**Aufgabe a:** Bitte schreib aus den Zeilen unter dem Text einen Abschnitt unverändert ab: Beginne bei der Zeile, die „refresh-button[interactable] bbox=[329, 89, 362, 117]“ enthält, und hör nach der Zeile mit „help-icon bbox=[420, 94, 439, 112]“ auf.
━━━━━ Textauszug
Freitag, 4. Februar 2011

HURT


(NIN)

Mal eine Frage an die Männerwelt! Woche für Woche sitzt das halbe Land vor der Flimmerkiste und zieht sich gemeinschaftlich die Sportschau rein. Man lässt die grenzdebilen Kommentatoren der einzelnen Begegnungen und sogar diesen Steinbrecher über sich ergehen, nur um fußballerisch auf dem neuesten Stand zu sein. Dazu gibt’s dann noch den „Stargast“ den der Töpperwien wahrscheinlich persönlich und unter Zuhilfenahme einer Keule aus einem Stadion seiner Wahl entführt hat, der gegen ein Mitglied des gemeinen Plebs, welcher die Zuschauerränge bevölkert, an der Torwand antreten darf.
Überhaupt ist es rein soziologisch betrachtet alles höchst interessant, beim Sportstudio mal das Publikum zu analysieren! Da sitzen gutbetuchte Mittfünfziger mit ergrauter Popelbremse, dicker Rolex und güldener Gleitsichtbrille im FC Bayern-Shirt neben Gestalten, die man so seit 1989 nicht mehr in freier Wildbahn gesehen hat (Vokuhila, hellblauen Gummibund-Jeans, darin brauner Gürtel, hoffnungsloser Überbiß und Pornobalken; oder kurz: SCHALKER!) und gucken „fachkundig“ in Richtung Bühnendeko. Im richtigen Leben würden die sich wahrscheinlich gegenseitig nicht einmal mit der Beißzange anfassen, hier hat der große Schicksalsgott Temporalarmor gespielt und den gehobenen Mittelstand für 90 Minuten ans Präkariat geschmiedet. Konversationen unausweichlich. Wenn dann aber der Verein eines der stolzen Trikotträger eine böse Klatsche fängt, wird er von der Hälfte der Zuschauer nach dem Spielbericht mitleidig angeguckt. Die andere Hälfte kann ihre Häme angesichts des eben erlittenen 0:7 beim Tabellenletzten allerdings nur schwer verbergen. Der Betroffene setzt dann zumeist eine Mine auf, die sekündlich zwischen Trotz und Stolz zu schwanken scheint. Sein leicht angewässerter Blick drückt dann immer ein „jetzt erst Recht!“ aus. Angesichts der jeweiligen Tabellensituation ist dies aber meist nur das Pfeifen im Walde. (Anders verhält es sich natürlich, wenn die Bayern die Klatsche fressen, dann steht deren Fan im Studio ganz alleine da und kann sich nur noch mit seiner Rolex trösten). Ja, schon interessant dieser Mikrokosmos „Sportstudio“. Man hat auch immer das Gefühl, daß der Moderator (besonders wenns der Michael „mein zweiter Vorname ist Glätteisen“ Steinbrecher ist) nie wirklich schafft das Publikum auf seine Seite zu ziehen; nicht wie ein Günther Jauch es dereinst beherrschte. Irgendwie wird der eher skeptisch beäugt als bewundert, dieser Störenfried zwischen den Spielberichten! Na gut, aber darüber will ich mich eigentlich nicht weiter echauffieren, denn wie wir ALLE wissen, ist das Sportstudio eh nur zweitklassig, wenns um fußballerische Fachkompetenz geht. Das liegt einerseits an diesen nervtötenden Reportern, die im Privatfernsehen wahrscheinlich nicht mal Softpornos vertonen dürften mit ihren nervigen Quäkstimmen, andererseits liegts aber auch an der übermächtigen Konkurrenz. Tja, am „DOPPELPASS – DER XY – EXPERTENRUNDE“ auf Sport.1 kommt halt nix und niemand vorbei. Lang lebe Udo Lattek!
━━━━━━━━━━
━━━━━ Datensätze
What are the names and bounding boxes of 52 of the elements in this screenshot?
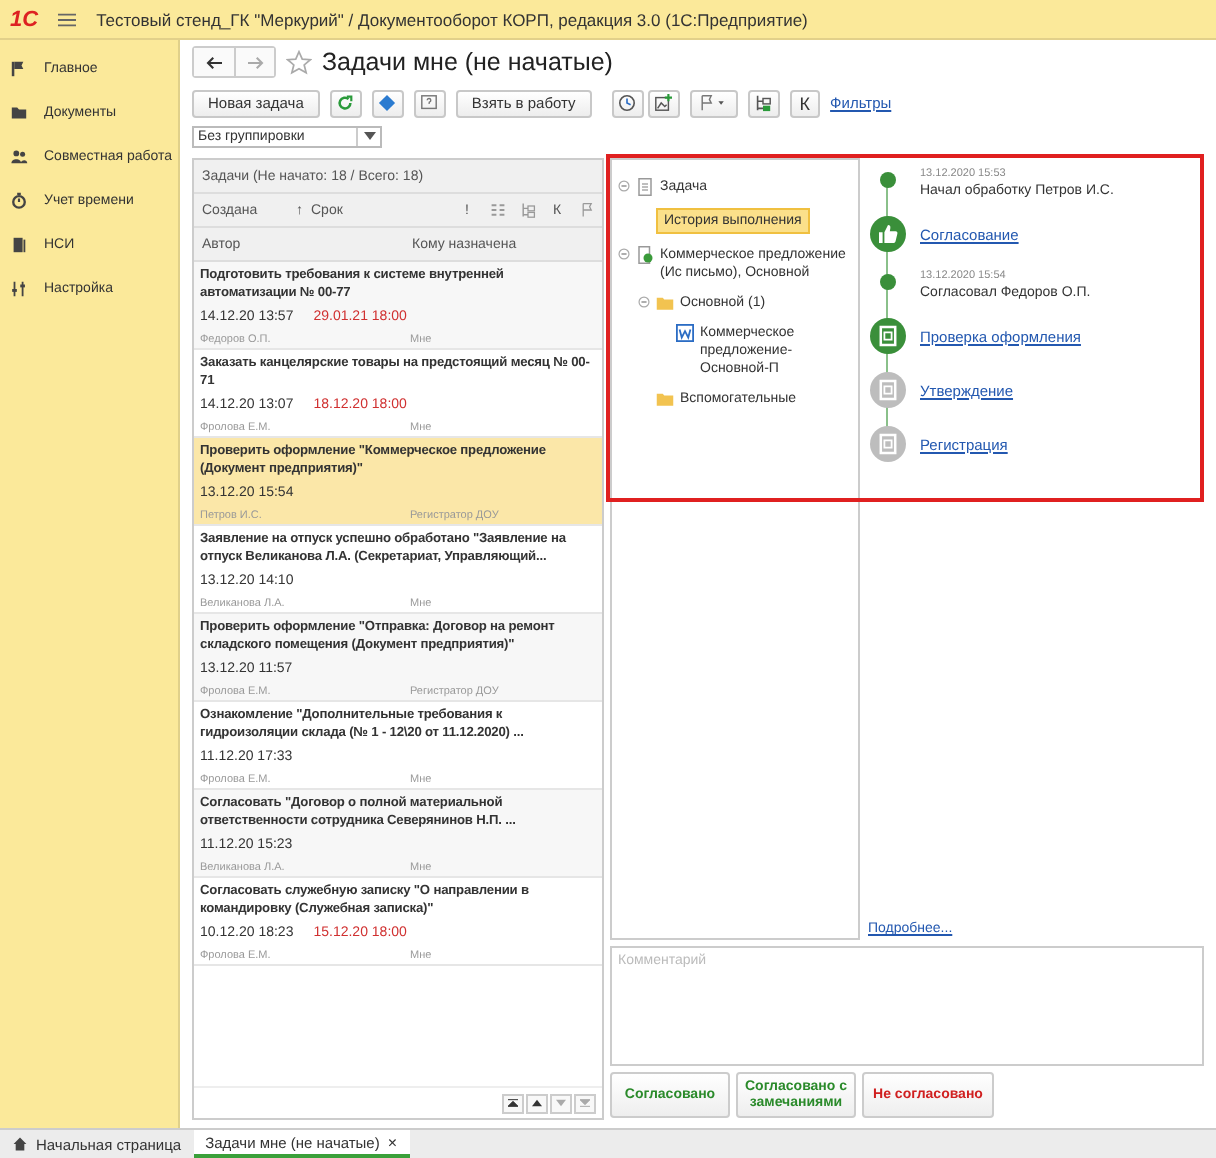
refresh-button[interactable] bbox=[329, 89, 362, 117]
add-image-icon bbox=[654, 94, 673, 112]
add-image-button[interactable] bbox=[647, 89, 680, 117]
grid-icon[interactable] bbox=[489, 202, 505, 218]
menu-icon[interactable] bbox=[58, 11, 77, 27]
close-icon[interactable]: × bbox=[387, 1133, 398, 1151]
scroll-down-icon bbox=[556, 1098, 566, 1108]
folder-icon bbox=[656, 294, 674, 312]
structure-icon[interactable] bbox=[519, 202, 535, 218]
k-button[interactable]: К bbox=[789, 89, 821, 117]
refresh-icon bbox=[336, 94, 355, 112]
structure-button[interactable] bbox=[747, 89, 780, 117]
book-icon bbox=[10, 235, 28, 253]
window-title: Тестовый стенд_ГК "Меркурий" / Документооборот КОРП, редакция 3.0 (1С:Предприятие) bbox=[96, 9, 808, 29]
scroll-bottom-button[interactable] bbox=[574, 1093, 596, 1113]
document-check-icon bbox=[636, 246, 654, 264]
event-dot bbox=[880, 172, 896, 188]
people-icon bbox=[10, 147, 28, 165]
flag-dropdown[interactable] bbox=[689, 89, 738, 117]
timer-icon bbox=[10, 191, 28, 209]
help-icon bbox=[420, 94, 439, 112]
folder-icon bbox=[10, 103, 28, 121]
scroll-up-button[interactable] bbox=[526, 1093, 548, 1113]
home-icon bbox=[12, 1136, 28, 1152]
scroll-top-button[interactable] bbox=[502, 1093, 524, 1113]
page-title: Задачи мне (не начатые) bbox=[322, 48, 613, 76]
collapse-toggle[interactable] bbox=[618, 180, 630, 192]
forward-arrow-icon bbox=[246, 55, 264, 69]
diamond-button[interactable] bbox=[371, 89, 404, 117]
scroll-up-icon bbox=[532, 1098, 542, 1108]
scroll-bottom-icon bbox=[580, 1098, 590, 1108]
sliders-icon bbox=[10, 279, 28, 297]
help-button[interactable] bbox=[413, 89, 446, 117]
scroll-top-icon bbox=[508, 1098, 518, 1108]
━━━━━━━━━━
**Aufgabe b:**
Beantworte zum Text über das Sportstudio diese Fragen:
(i) Welches Ergebnis beim Tabellenletzten wird genannt?
(ii) Welcher Moderator konnte das Publikum dem Text zufolge einst auf seine Seite ziehen?
(iii) Auf welchem Sender läuft der „Doppelpass“?

**Antwort a:**
refresh-button[interactable] bbox=[329, 89, 362, 117]
add-image-icon bbox=[654, 94, 673, 112]
add-image-button[interactable] bbox=[647, 89, 680, 117]
grid-icon[interactable] bbox=[489, 202, 505, 218]
menu-icon[interactable] bbox=[58, 11, 77, 27]
close-icon[interactable]: × bbox=[387, 1133, 398, 1151]
scroll-down-icon bbox=[556, 1098, 566, 1108]
folder-icon bbox=[656, 294, 674, 312]
structure-icon[interactable] bbox=[519, 202, 535, 218]
k-button[interactable]: К bbox=[789, 89, 821, 117]
refresh-icon bbox=[336, 94, 355, 112]
structure-button[interactable] bbox=[747, 89, 780, 117]
book-icon bbox=[10, 235, 28, 253]
window-title: Тестовый стенд_ГК "Меркурий" / Документооборот КОРП, редакция 3.0 (1С:Предприятие) bbox=[96, 9, 808, 29]
scroll-bottom-button[interactable] bbox=[574, 1093, 596, 1113]
document-check-icon bbox=[636, 246, 654, 264]
event-dot bbox=[880, 172, 896, 188]
people-icon bbox=[10, 147, 28, 165]
flag-dropdown[interactable] bbox=[689, 89, 738, 117]
timer-icon bbox=[10, 191, 28, 209]
help-icon bbox=[420, 94, 439, 112]

**Antwort b:**
(i) 0:7
(ii) Günther Jauch
(iii) Sport.1